_What to produce_
List all lines in the material below that contain "Capable".

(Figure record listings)
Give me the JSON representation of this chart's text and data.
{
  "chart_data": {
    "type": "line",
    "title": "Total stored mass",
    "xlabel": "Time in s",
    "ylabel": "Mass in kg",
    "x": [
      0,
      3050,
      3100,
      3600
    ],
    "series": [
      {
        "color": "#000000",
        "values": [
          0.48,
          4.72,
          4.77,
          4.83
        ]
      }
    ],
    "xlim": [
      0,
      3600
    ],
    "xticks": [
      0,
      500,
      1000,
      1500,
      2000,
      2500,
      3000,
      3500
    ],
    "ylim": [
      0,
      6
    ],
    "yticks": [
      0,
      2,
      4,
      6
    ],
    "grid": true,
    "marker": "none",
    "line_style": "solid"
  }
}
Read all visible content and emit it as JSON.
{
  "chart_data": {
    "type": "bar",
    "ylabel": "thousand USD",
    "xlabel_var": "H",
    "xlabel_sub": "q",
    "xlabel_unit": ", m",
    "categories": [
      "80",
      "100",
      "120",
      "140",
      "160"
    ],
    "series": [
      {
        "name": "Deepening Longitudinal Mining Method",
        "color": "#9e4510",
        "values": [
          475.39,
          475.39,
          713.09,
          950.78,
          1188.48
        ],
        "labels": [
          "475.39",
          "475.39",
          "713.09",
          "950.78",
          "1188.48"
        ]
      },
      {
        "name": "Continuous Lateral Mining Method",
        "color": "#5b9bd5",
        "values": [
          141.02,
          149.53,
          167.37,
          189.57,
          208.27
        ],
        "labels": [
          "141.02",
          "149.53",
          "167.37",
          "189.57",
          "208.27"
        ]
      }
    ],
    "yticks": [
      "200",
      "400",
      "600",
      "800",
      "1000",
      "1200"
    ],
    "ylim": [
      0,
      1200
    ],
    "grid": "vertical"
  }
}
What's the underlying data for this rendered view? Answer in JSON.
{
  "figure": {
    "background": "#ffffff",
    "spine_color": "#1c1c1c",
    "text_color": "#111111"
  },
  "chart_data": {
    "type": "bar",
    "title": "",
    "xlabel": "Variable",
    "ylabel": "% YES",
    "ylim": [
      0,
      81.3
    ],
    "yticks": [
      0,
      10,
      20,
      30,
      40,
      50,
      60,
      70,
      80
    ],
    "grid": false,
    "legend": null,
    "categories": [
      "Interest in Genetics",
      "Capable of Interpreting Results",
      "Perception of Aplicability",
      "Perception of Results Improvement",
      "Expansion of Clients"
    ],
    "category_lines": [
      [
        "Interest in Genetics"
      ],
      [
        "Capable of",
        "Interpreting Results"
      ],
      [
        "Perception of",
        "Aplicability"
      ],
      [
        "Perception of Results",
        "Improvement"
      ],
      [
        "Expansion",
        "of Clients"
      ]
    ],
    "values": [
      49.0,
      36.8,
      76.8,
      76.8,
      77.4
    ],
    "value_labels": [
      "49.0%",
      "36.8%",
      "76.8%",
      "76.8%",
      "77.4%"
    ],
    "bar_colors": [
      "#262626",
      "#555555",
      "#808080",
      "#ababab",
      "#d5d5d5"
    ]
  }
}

_The output_
      "Capable of Interpreting Results",
        "Capable of",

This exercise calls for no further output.